# TASK DETAILS
Find each line containing the string "нагрузок". Copy it.

# RECORDS TO USE
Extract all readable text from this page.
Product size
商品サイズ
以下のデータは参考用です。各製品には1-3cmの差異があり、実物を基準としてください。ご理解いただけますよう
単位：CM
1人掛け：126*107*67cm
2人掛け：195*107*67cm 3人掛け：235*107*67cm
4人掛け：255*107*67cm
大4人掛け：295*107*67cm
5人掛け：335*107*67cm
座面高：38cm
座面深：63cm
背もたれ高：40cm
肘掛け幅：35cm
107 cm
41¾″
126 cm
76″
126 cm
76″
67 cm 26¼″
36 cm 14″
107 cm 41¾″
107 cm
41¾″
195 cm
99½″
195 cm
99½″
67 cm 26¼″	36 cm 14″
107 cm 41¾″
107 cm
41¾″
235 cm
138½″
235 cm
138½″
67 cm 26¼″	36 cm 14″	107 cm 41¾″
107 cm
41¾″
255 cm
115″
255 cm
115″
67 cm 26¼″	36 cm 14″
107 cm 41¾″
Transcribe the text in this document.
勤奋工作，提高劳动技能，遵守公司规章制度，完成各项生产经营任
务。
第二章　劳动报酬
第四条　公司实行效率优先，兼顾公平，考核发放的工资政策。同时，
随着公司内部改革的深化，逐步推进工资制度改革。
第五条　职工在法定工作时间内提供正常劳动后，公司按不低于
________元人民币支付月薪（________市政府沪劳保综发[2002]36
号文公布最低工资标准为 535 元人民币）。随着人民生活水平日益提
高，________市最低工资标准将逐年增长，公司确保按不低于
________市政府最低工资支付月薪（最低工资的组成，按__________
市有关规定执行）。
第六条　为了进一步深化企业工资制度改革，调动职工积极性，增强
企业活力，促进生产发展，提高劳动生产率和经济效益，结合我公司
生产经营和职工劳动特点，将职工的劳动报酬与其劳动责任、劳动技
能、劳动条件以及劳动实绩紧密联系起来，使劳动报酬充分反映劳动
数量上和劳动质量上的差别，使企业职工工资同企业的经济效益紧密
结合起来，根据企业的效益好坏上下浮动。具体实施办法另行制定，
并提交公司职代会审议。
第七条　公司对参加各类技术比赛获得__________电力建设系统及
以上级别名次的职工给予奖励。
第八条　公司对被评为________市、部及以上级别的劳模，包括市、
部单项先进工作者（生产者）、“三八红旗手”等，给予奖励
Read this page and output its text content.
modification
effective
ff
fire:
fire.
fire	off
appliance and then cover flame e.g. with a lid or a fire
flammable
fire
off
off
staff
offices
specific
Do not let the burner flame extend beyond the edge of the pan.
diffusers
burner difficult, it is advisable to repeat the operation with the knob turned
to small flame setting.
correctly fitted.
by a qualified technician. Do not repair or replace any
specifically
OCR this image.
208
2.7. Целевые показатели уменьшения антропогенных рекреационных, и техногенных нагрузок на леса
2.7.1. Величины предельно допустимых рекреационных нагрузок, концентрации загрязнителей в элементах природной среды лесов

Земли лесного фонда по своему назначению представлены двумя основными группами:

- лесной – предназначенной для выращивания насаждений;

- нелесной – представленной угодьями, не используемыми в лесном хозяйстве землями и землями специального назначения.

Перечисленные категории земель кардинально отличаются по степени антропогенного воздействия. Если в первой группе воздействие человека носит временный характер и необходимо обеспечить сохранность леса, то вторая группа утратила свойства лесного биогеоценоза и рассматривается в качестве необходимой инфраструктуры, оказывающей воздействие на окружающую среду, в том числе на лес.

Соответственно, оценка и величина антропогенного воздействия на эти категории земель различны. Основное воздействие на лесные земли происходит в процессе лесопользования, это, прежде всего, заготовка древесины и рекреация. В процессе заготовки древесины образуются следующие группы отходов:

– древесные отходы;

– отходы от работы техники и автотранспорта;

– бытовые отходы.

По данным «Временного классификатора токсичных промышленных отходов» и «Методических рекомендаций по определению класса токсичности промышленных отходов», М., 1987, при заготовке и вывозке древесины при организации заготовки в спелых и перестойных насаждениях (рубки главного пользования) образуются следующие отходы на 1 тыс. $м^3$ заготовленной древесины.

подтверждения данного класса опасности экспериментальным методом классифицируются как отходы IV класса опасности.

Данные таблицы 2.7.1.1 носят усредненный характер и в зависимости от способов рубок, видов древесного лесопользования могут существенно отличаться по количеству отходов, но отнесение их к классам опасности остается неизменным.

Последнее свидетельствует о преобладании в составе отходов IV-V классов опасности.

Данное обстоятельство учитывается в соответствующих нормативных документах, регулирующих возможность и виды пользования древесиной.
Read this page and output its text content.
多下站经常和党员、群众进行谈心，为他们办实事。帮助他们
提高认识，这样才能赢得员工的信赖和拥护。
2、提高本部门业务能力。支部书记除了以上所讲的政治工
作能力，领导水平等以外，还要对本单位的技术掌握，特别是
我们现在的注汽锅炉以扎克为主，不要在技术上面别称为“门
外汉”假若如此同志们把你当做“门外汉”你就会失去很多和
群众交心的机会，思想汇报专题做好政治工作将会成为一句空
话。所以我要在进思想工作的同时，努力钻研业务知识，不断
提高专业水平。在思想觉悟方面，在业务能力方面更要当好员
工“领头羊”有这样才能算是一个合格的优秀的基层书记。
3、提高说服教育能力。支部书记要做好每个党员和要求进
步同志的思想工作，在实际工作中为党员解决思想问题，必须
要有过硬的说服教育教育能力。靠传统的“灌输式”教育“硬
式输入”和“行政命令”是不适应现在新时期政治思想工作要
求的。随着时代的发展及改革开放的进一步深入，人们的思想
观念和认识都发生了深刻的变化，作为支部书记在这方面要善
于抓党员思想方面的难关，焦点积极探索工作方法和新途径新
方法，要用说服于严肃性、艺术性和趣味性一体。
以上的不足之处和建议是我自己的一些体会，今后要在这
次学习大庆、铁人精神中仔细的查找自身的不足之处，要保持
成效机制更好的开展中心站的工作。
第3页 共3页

# FINAL ANSWER
2.7. Целевые показатели уменьшения антропогенных рекреационных, и техногенных нагрузок на леса
2.7.1. Величины предельно допустимых рекреационных нагрузок, концентрации загрязнителей в элементах природной среды лесов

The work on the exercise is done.